## Aim
Present the following data again exactly as it is shown.
=== Task input ===
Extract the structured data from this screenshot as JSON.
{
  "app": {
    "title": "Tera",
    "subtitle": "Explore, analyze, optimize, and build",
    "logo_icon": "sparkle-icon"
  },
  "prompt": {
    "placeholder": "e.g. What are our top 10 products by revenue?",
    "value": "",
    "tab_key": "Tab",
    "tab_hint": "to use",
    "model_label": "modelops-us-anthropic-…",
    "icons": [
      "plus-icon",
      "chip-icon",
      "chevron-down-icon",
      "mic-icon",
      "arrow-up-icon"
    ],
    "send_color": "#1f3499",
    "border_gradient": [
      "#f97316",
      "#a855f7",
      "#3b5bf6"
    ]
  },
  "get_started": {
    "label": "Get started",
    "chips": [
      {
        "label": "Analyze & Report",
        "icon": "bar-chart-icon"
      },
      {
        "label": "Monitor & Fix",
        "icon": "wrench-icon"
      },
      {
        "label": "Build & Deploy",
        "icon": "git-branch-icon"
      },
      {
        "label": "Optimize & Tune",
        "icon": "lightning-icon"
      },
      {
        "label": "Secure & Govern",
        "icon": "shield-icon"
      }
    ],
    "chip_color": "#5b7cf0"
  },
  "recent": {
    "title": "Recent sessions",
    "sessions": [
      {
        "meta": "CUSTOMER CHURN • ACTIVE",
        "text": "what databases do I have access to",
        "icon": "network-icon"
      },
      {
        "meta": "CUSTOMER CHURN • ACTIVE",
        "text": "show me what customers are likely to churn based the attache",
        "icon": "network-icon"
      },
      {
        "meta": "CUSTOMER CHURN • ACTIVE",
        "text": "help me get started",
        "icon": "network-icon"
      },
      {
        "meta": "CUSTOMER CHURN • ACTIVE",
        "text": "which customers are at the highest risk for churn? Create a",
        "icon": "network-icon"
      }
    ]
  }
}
===
## Answer in full
Extract the structured data from this screenshot as JSON.
{
  "app": {
    "title": "Tera",
    "subtitle": "Explore, analyze, optimize, and build",
    "logo_icon": "sparkle-icon"
  },
  "prompt": {
    "placeholder": "e.g. What are our top 10 products by revenue?",
    "value": "",
    "tab_key": "Tab",
    "tab_hint": "to use",
    "model_label": "modelops-us-anthropic-…",
    "icons": [
      "plus-icon",
      "chip-icon",
      "chevron-down-icon",
      "mic-icon",
      "arrow-up-icon"
    ],
    "send_color": "#1f3499",
    "border_gradient": [
      "#f97316",
      "#a855f7",
      "#3b5bf6"
    ]
  },
  "get_started": {
    "label": "Get started",
    "chips": [
      {
        "label": "Analyze & Report",
        "icon": "bar-chart-icon"
      },
      {
        "label": "Monitor & Fix",
        "icon": "wrench-icon"
      },
      {
        "label": "Build & Deploy",
        "icon": "git-branch-icon"
      },
      {
        "label": "Optimize & Tune",
        "icon": "lightning-icon"
      },
      {
        "label": "Secure & Govern",
        "icon": "shield-icon"
      }
    ],
    "chip_color": "#5b7cf0"
  },
  "recent": {
    "title": "Recent sessions",
    "sessions": [
      {
        "meta": "CUSTOMER CHURN • ACTIVE",
        "text": "what databases do I have access to",
        "icon": "network-icon"
      },
      {
        "meta": "CUSTOMER CHURN • ACTIVE",
        "text": "show me what customers are likely to churn based the attache",
        "icon": "network-icon"
      },
      {
        "meta": "CUSTOMER CHURN • ACTIVE",
        "text": "help me get started",
        "icon": "network-icon"
      },
      {
        "meta": "CUSTOMER CHURN • ACTIVE",
        "text": "which customers are at the highest risk for churn? Create a",
        "icon": "network-icon"
      }
    ]
  }
}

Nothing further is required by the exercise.